TASK BRIEF =
For this exercise, repeat all of the material verbatim apart from its images.

DATASET RECORDS =
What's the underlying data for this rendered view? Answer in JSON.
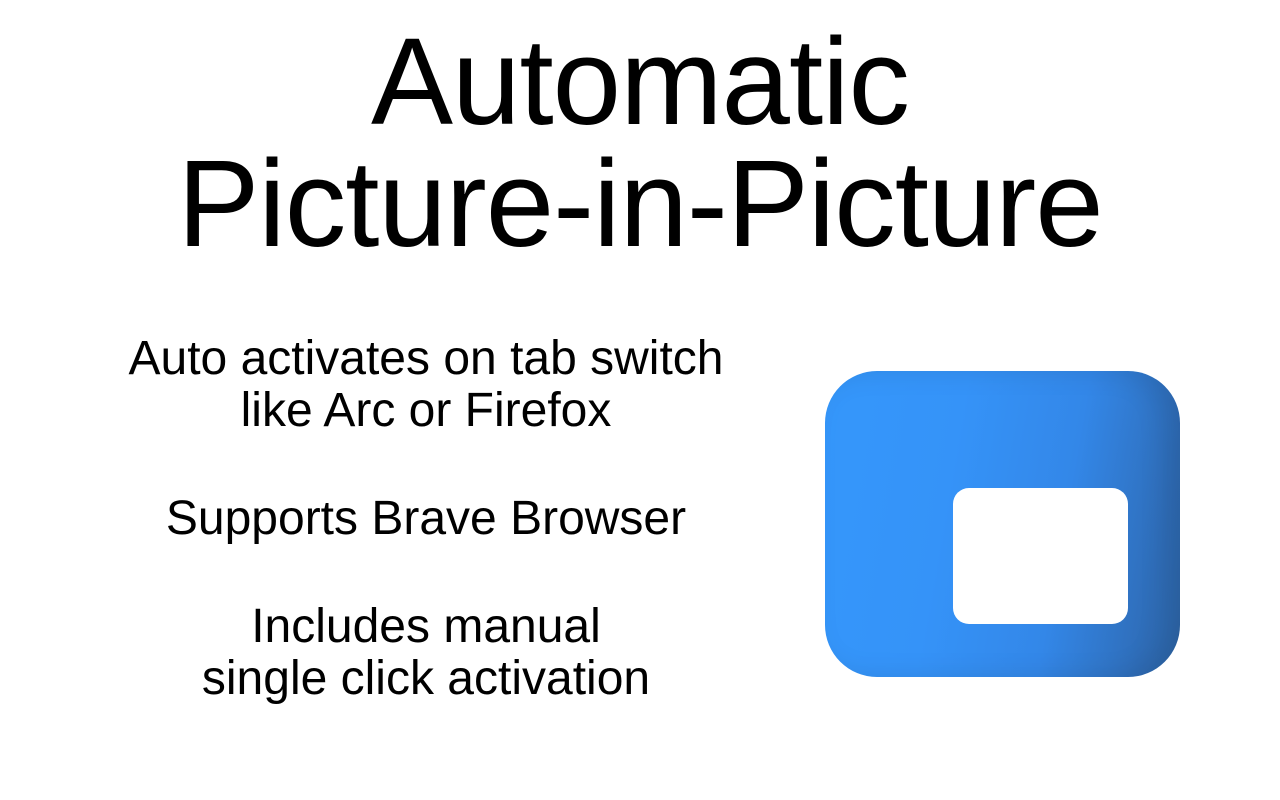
{
  "title": {
    "line1": "Automatic",
    "line2": "Picture-in-Picture"
  },
  "features": [
    {
      "line1": "Auto activates on tab switch",
      "line2": "like Arc or Firefox"
    },
    {
      "line1": "Supports Brave Browser"
    },
    {
      "line1": "Includes manual",
      "line2": "single click activation"
    }
  ],
  "icon": {
    "name": "picture-in-picture-icon",
    "colors": {
      "primary": "#3597fb",
      "edge": "#2d66a8",
      "window": "#ffffff"
    }
  }
}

THE REPLY =
What's the underlying data for this rendered view? Answer in JSON.
{
  "title": {
    "line1": "Automatic",
    "line2": "Picture-in-Picture"
  },
  "features": [
    {
      "line1": "Auto activates on tab switch",
      "line2": "like Arc or Firefox"
    },
    {
      "line1": "Supports Brave Browser"
    },
    {
      "line1": "Includes manual",
      "line2": "single click activation"
    }
  ],
  "icon": {
    "name": "picture-in-picture-icon",
    "colors": {
      "primary": "#3597fb",
      "edge": "#2d66a8",
      "window": "#ffffff"
    }
  }
}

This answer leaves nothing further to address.